Output every line of the records below as a single numbered list, leaving out the blank lines.

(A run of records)
────────────────

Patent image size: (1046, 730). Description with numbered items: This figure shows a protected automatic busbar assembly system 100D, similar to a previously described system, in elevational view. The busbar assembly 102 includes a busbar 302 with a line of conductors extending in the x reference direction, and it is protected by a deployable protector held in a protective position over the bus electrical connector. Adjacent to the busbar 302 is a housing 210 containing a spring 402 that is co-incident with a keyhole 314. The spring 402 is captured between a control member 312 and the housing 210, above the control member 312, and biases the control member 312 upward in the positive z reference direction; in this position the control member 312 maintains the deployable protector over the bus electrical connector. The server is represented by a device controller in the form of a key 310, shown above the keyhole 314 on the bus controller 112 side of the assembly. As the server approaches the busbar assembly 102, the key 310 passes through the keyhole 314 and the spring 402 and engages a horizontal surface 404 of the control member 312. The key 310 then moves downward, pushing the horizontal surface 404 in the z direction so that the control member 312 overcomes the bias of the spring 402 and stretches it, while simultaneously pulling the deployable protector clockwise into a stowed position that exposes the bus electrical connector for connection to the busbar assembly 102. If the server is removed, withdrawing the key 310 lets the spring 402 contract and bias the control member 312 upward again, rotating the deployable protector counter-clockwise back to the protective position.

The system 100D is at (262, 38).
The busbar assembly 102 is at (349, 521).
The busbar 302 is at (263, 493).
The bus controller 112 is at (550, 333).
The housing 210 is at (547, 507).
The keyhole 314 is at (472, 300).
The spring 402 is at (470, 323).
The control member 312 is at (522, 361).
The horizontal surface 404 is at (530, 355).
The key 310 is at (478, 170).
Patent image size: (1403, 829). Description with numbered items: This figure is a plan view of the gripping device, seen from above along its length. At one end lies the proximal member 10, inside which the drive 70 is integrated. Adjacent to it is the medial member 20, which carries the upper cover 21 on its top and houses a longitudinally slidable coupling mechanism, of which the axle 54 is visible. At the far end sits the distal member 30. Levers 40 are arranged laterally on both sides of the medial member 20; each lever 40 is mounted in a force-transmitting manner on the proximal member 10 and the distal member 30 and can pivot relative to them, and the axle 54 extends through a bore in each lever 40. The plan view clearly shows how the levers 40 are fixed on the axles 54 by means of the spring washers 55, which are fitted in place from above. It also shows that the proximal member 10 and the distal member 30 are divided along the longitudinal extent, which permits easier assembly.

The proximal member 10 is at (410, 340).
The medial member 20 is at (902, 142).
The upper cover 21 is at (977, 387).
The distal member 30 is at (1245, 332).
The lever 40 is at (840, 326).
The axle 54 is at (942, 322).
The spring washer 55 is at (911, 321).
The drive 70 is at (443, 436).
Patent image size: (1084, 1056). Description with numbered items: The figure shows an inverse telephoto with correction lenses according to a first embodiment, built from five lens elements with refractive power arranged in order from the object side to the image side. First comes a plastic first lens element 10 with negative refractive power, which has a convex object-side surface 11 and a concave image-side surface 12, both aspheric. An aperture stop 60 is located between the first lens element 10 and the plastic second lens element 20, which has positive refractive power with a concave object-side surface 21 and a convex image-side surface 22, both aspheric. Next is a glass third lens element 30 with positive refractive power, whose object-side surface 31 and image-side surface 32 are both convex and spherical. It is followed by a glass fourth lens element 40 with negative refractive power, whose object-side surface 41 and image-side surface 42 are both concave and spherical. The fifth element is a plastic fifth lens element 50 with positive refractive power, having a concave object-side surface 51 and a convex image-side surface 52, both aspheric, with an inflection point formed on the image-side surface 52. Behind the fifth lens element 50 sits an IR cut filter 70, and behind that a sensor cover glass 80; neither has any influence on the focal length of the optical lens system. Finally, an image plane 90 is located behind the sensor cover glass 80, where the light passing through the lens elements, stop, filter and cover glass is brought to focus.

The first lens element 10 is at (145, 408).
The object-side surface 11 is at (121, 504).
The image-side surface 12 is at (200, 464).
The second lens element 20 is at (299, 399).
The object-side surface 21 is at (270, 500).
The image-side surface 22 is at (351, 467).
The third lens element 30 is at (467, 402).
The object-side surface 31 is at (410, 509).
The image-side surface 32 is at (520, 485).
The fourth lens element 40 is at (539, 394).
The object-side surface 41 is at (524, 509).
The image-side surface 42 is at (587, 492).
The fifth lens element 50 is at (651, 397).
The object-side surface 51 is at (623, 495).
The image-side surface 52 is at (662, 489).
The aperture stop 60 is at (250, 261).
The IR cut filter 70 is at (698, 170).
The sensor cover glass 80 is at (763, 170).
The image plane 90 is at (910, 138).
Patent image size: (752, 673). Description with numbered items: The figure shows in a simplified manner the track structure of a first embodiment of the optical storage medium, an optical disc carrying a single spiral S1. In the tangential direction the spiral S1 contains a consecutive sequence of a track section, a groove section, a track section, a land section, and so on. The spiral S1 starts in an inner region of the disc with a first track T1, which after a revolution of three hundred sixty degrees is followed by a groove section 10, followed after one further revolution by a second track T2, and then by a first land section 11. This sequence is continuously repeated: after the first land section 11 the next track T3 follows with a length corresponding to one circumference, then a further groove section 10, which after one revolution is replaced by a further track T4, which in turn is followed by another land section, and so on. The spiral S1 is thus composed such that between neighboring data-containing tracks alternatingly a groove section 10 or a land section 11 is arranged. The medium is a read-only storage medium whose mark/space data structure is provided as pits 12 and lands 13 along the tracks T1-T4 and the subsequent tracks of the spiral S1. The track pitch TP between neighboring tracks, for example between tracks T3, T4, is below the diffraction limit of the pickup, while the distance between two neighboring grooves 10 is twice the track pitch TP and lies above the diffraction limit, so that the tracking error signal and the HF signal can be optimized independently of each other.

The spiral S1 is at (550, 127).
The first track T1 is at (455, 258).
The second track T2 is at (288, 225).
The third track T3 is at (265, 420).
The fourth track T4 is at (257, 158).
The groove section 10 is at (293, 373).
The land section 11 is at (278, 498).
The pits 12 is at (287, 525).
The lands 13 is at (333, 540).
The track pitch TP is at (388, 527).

────────────────

▶ [Answer]
1. Patent image size: (1046, 730). Description with numbered items: This figure shows a protected automatic busbar assembly system 100D, similar to a previously described system, in elevational view. The busbar assembly 102 includes a busbar 302 with a line of conductors extending in the x reference direction, and it is protected by a deployable protector held in a protective position over the bus electrical connector. Adjacent to the busbar 302 is a housing 210 containing a spring 402 that is co-incident with a keyhole 314. The spring 402 is captured between a control member 312 and the housing 210, above the control member 312, and biases the control member 312 upward in the positive z reference direction; in this position the control member 312 maintains the deployable protector over the bus electrical connector. The server is represented by a device controller in the form of a key 310, shown above the keyhole 314 on the bus controller 112 side of the assembly. As the server approaches the busbar assembly 102, the key 310 passes through the keyhole 314 and the spring 402 and engages a horizontal surface 404 of the control member 312. The key 310 then moves downward, pushing the horizontal surface 404 in the z direction so that the control member 312 overcomes the bias of the spring 402 and stretches it, while simultaneously pulling the deployable protector clockwise into a stowed position that exposes the bus electrical connector for connection to the busbar assembly 102. If the server is removed, withdrawing the key 310 lets the spring 402 contract and bias the control member 312 upward again, rotating the deployable protector counter-clockwise back to the protective position.
2. The system 100D is at (262, 38).
3. The busbar assembly 102 is at (349, 521).
4. The busbar 302 is at (263, 493).
5. The bus controller 112 is at (550, 333).
6. The housing 210 is at (547, 507).
7. The keyhole 314 is at (472, 300).
8. The spring 402 is at (470, 323).
9. The control member 312 is at (522, 361).
10. The horizontal surface 404 is at (530, 355).
11. The key 310 is at (478, 170).
12. Patent image size: (1403, 829). Description with numbered items: This figure is a plan view of the gripping device, seen from above along its length. At one end lies the proximal member 10, inside which the drive 70 is integrated. Adjacent to it is the medial member 20, which carries the upper cover 21 on its top and houses a longitudinally slidable coupling mechanism, of which the axle 54 is visible. At the far end sits the distal member 30. Levers 40 are arranged laterally on both sides of the medial member 20; each lever 40 is mounted in a force-transmitting manner on the proximal member 10 and the distal member 30 and can pivot relative to them, and the axle 54 extends through a bore in each lever 40. The plan view clearly shows how the levers 40 are fixed on the axles 54 by means of the spring washers 55, which are fitted in place from above. It also shows that the proximal member 10 and the distal member 30 are divided along the longitudinal extent, which permits easier assembly.
13. The proximal member 10 is at (410, 340).
14. The medial member 20 is at (902, 142).
15. The upper cover 21 is at (977, 387).
16. The distal member 30 is at (1245, 332).
17. The lever 40 is at (840, 326).
18. The axle 54 is at (942, 322).
19. The spring washer 55 is at (911, 321).
20. The drive 70 is at (443, 436).
21. Patent image size: (1084, 1056). Description with numbered items: The figure shows an inverse telephoto with correction lenses according to a first embodiment, built from five lens elements with refractive power arranged in order from the object side to the image side. First comes a plastic first lens element 10 with negative refractive power, which has a convex object-side surface 11 and a concave image-side surface 12, both aspheric. An aperture stop 60 is located between the first lens element 10 and the plastic second lens element 20, which has positive refractive power with a concave object-side surface 21 and a convex image-side surface 22, both aspheric. Next is a glass third lens element 30 with positive refractive power, whose object-side surface 31 and image-side surface 32 are both convex and spherical. It is followed by a glass fourth lens element 40 with negative refractive power, whose object-side surface 41 and image-side surface 42 are both concave and spherical. The fifth element is a plastic fifth lens element 50 with positive refractive power, having a concave object-side surface 51 and a convex image-side surface 52, both aspheric, with an inflection point formed on the image-side surface 52. Behind the fifth lens element 50 sits an IR cut filter 70, and behind that a sensor cover glass 80; neither has any influence on the focal length of the optical lens system. Finally, an image plane 90 is located behind the sensor cover glass 80, where the light passing through the lens elements, stop, filter and cover glass is brought to focus.
22. The first lens element 10 is at (145, 408).
23. The object-side surface 11 is at (121, 504).
24. The image-side surface 12 is at (200, 464).
25. The second lens element 20 is at (299, 399).
26. The object-side surface 21 is at (270, 500).
27. The image-side surface 22 is at (351, 467).
28. The third lens element 30 is at (467, 402).
29. The object-side surface 31 is at (410, 509).
30. The image-side surface 32 is at (520, 485).
31. The fourth lens element 40 is at (539, 394).
32. The object-side surface 41 is at (524, 509).
33. The image-side surface 42 is at (587, 492).
34. The fifth lens element 50 is at (651, 397).
35. The object-side surface 51 is at (623, 495).
36. The image-side surface 52 is at (662, 489).
37. The aperture stop 60 is at (250, 261).
38. The IR cut filter 70 is at (698, 170).
39. The sensor cover glass 80 is at (763, 170).
40. The image plane 90 is at (910, 138).
41. Patent image size: (752, 673). Description with numbered items: The figure shows in a simplified manner the track structure of a first embodiment of the optical storage medium, an optical disc carrying a single spiral S1. In the tangential direction the spiral S1 contains a consecutive sequence of a track section, a groove section, a track section, a land section, and so on. The spiral S1 starts in an inner region of the disc with a first track T1, which after a revolution of three hundred sixty degrees is followed by a groove section 10, followed after one further revolution by a second track T2, and then by a first land section 11. This sequence is continuously repeated: after the first land section 11 the next track T3 follows with a length corresponding to one circumference, then a further groove section 10, which after one revolution is replaced by a further track T4, which in turn is followed by another land section, and so on. The spiral S1 is thus composed such that between neighboring data-containing tracks alternatingly a groove section 10 or a land section 11 is arranged. The medium is a read-only storage medium whose mark/space data structure is provided as pits 12 and lands 13 along the tracks T1-T4 and the subsequent tracks of the spiral S1. The track pitch TP between neighboring tracks, for example between tracks T3, T4, is below the diffraction limit of the pickup, while the distance between two neighboring grooves 10 is twice the track pitch TP and lies above the diffraction limit, so that the tracking error signal and the HF signal can be optimized independently of each other.
42. The spiral S1 is at (550, 127).
43. The first track T1 is at (455, 258).
44. The second track T2 is at (288, 225).
45. The third track T3 is at (265, 420).
46. The fourth track T4 is at (257, 158).
47. The groove section 10 is at (293, 373).
48. The land section 11 is at (278, 498).
49. The pits 12 is at (287, 525).
50. The lands 13 is at (333, 540).
51. The track pitch TP is at (388, 527).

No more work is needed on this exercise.